▸ Problem statement
Extract each line of the data and write it out again exactly.
___ Available data
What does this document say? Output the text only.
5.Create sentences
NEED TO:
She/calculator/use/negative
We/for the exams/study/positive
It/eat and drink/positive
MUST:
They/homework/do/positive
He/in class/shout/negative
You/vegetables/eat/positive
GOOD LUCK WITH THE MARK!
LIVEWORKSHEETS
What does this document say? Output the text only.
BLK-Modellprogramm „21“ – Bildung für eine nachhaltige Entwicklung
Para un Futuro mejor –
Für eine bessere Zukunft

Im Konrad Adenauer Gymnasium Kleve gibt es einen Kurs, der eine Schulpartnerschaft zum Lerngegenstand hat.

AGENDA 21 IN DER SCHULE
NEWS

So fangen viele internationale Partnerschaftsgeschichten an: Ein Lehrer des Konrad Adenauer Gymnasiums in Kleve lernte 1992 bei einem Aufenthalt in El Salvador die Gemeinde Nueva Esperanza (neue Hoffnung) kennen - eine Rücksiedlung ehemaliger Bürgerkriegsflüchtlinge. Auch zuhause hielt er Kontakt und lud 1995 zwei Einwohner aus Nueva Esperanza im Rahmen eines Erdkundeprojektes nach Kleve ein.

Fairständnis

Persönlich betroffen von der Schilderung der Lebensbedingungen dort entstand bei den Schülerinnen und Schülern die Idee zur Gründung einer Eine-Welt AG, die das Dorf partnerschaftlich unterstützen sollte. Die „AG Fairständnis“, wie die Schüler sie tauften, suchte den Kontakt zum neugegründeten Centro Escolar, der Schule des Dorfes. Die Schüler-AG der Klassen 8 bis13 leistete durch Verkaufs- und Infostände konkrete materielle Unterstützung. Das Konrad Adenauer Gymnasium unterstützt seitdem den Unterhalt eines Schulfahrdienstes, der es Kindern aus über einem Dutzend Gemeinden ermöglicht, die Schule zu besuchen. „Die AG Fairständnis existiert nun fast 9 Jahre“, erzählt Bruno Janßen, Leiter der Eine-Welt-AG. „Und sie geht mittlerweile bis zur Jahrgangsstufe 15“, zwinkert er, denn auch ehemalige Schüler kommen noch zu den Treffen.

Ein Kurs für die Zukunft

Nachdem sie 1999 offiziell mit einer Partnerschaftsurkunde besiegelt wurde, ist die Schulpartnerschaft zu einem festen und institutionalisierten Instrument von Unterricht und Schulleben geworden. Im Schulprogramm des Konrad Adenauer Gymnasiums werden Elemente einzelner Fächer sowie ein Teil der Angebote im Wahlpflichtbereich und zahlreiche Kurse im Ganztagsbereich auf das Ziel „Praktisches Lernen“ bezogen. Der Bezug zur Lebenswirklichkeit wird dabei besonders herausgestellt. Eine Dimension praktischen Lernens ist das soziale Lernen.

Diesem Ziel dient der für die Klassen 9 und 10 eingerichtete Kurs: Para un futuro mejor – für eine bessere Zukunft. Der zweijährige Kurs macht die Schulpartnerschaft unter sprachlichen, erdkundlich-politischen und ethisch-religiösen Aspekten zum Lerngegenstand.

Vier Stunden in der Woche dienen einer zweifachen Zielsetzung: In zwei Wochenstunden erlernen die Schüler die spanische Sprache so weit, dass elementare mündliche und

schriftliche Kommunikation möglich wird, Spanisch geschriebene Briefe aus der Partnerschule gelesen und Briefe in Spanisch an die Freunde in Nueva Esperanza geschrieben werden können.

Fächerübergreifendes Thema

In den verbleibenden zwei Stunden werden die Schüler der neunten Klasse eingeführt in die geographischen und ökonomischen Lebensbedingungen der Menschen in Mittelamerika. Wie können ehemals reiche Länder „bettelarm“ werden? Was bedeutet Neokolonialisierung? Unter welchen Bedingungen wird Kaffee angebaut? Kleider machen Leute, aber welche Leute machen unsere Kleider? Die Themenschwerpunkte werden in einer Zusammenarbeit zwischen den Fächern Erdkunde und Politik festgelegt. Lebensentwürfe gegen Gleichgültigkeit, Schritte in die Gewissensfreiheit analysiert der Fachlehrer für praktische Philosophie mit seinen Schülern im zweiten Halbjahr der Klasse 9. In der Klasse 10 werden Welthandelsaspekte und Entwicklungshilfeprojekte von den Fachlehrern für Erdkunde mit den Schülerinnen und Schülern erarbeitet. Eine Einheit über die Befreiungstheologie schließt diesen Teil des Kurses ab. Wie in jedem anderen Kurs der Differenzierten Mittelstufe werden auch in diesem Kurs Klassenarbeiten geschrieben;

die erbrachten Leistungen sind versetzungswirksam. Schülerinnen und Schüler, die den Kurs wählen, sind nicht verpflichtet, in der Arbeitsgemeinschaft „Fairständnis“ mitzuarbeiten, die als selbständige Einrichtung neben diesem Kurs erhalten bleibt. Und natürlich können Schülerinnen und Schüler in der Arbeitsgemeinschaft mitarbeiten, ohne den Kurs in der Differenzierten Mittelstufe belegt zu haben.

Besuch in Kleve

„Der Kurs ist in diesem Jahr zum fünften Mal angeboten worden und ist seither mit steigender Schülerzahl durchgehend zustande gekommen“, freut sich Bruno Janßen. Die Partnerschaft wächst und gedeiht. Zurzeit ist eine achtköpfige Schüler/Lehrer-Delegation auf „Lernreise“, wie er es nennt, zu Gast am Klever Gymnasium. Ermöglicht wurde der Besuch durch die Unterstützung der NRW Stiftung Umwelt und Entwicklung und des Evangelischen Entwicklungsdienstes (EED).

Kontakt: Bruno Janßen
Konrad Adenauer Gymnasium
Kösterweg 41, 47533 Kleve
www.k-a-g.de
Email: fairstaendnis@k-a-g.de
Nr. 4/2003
______
▸ Exercise output
What does this document say? Output the text only.
5.Create sentences
NEED TO:
She/calculator/use/negative
We/for the exams/study/positive
It/eat and drink/positive
MUST:
They/homework/do/positive
He/in class/shout/negative
You/vegetables/eat/positive
GOOD LUCK WITH THE MARK!
LIVEWORKSHEETS
What does this document say? Output the text only.
BLK-Modellprogramm „21“ – Bildung für eine nachhaltige Entwicklung
Para un Futuro mejor –
Für eine bessere Zukunft

Im Konrad Adenauer Gymnasium Kleve gibt es einen Kurs, der eine Schulpartnerschaft zum Lerngegenstand hat.

AGENDA 21 IN DER SCHULE
NEWS

So fangen viele internationale Partnerschaftsgeschichten an: Ein Lehrer des Konrad Adenauer Gymnasiums in Kleve lernte 1992 bei einem Aufenthalt in El Salvador die Gemeinde Nueva Esperanza (neue Hoffnung) kennen - eine Rücksiedlung ehemaliger Bürgerkriegsflüchtlinge. Auch zuhause hielt er Kontakt und lud 1995 zwei Einwohner aus Nueva Esperanza im Rahmen eines Erdkundeprojektes nach Kleve ein.

Fairständnis

Persönlich betroffen von der Schilderung der Lebensbedingungen dort entstand bei den Schülerinnen und Schülern die Idee zur Gründung einer Eine-Welt AG, die das Dorf partnerschaftlich unterstützen sollte. Die „AG Fairständnis“, wie die Schüler sie tauften, suchte den Kontakt zum neugegründeten Centro Escolar, der Schule des Dorfes. Die Schüler-AG der Klassen 8 bis13 leistete durch Verkaufs- und Infostände konkrete materielle Unterstützung. Das Konrad Adenauer Gymnasium unterstützt seitdem den Unterhalt eines Schulfahrdienstes, der es Kindern aus über einem Dutzend Gemeinden ermöglicht, die Schule zu besuchen. „Die AG Fairständnis existiert nun fast 9 Jahre“, erzählt Bruno Janßen, Leiter der Eine-Welt-AG. „Und sie geht mittlerweile bis zur Jahrgangsstufe 15“, zwinkert er, denn auch ehemalige Schüler kommen noch zu den Treffen.

Ein Kurs für die Zukunft

Nachdem sie 1999 offiziell mit einer Partnerschaftsurkunde besiegelt wurde, ist die Schulpartnerschaft zu einem festen und institutionalisierten Instrument von Unterricht und Schulleben geworden. Im Schulprogramm des Konrad Adenauer Gymnasiums werden Elemente einzelner Fächer sowie ein Teil der Angebote im Wahlpflichtbereich und zahlreiche Kurse im Ganztagsbereich auf das Ziel „Praktisches Lernen“ bezogen. Der Bezug zur Lebenswirklichkeit wird dabei besonders herausgestellt. Eine Dimension praktischen Lernens ist das soziale Lernen.

Diesem Ziel dient der für die Klassen 9 und 10 eingerichtete Kurs: Para un futuro mejor – für eine bessere Zukunft. Der zweijährige Kurs macht die Schulpartnerschaft unter sprachlichen, erdkundlich-politischen und ethisch-religiösen Aspekten zum Lerngegenstand.

Vier Stunden in der Woche dienen einer zweifachen Zielsetzung: In zwei Wochenstunden erlernen die Schüler die spanische Sprache so weit, dass elementare mündliche und

schriftliche Kommunikation möglich wird, Spanisch geschriebene Briefe aus der Partnerschule gelesen und Briefe in Spanisch an die Freunde in Nueva Esperanza geschrieben werden können.

Fächerübergreifendes Thema

In den verbleibenden zwei Stunden werden die Schüler der neunten Klasse eingeführt in die geographischen und ökonomischen Lebensbedingungen der Menschen in Mittelamerika. Wie können ehemals reiche Länder „bettelarm“ werden? Was bedeutet Neokolonialisierung? Unter welchen Bedingungen wird Kaffee angebaut? Kleider machen Leute, aber welche Leute machen unsere Kleider? Die Themenschwerpunkte werden in einer Zusammenarbeit zwischen den Fächern Erdkunde und Politik festgelegt. Lebensentwürfe gegen Gleichgültigkeit, Schritte in die Gewissensfreiheit analysiert der Fachlehrer für praktische Philosophie mit seinen Schülern im zweiten Halbjahr der Klasse 9. In der Klasse 10 werden Welthandelsaspekte und Entwicklungshilfeprojekte von den Fachlehrern für Erdkunde mit den Schülerinnen und Schülern erarbeitet. Eine Einheit über die Befreiungstheologie schließt diesen Teil des Kurses ab. Wie in jedem anderen Kurs der Differenzierten Mittelstufe werden auch in diesem Kurs Klassenarbeiten geschrieben;

die erbrachten Leistungen sind versetzungswirksam. Schülerinnen und Schüler, die den Kurs wählen, sind nicht verpflichtet, in der Arbeitsgemeinschaft „Fairständnis“ mitzuarbeiten, die als selbständige Einrichtung neben diesem Kurs erhalten bleibt. Und natürlich können Schülerinnen und Schüler in der Arbeitsgemeinschaft mitarbeiten, ohne den Kurs in der Differenzierten Mittelstufe belegt zu haben.

Besuch in Kleve

„Der Kurs ist in diesem Jahr zum fünften Mal angeboten worden und ist seither mit steigender Schülerzahl durchgehend zustande gekommen“, freut sich Bruno Janßen. Die Partnerschaft wächst und gedeiht. Zurzeit ist eine achtköpfige Schüler/Lehrer-Delegation auf „Lernreise“, wie er es nennt, zu Gast am Klever Gymnasium. Ermöglicht wurde der Besuch durch die Unterstützung der NRW Stiftung Umwelt und Entwicklung und des Evangelischen Entwicklungsdienstes (EED).

Kontakt: Bruno Janßen
Konrad Adenauer Gymnasium
Kösterweg 41, 47533 Kleve
www.k-a-g.de
Email: fairstaendnis@k-a-g.de
Nr. 4/2003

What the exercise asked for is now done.